• _WHAT IS NEEDED_
Using the listing below, report all lines holding the word "brave".

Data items
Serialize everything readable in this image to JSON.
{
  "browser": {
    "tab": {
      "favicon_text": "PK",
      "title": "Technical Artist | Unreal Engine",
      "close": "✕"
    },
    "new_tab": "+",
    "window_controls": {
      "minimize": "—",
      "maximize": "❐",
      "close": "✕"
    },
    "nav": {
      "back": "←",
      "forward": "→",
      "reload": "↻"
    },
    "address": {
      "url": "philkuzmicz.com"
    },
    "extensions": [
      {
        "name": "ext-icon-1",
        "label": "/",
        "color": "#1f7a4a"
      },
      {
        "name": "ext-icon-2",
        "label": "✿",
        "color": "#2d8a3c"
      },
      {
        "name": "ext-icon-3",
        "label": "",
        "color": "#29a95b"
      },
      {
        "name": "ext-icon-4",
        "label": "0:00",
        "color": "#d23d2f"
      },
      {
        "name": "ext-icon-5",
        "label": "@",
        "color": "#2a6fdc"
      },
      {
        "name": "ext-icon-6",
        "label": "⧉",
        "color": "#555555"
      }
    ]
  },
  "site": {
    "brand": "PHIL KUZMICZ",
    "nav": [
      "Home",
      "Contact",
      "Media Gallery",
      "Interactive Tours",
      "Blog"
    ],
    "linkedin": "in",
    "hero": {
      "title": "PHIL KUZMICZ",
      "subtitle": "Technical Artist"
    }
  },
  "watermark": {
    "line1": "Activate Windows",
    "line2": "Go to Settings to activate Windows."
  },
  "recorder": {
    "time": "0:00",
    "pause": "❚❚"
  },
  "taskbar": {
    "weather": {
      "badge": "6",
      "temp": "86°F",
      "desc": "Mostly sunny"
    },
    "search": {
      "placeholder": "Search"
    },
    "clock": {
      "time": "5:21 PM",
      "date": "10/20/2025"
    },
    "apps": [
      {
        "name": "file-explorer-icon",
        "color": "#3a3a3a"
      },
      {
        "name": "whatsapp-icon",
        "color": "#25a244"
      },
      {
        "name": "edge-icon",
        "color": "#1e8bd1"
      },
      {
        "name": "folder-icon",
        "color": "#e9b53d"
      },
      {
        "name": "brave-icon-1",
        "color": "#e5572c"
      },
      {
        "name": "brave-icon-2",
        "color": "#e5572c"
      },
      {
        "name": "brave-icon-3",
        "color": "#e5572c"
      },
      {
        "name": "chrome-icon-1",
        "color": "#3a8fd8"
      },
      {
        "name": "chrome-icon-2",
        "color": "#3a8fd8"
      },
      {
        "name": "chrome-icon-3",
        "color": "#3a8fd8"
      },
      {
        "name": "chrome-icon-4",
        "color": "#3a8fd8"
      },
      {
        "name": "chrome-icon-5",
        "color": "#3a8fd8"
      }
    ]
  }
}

• _WRITTEN ANSWER_
        "name": "brave-icon-1",
        "name": "brave-icon-2",
        "name": "brave-icon-3",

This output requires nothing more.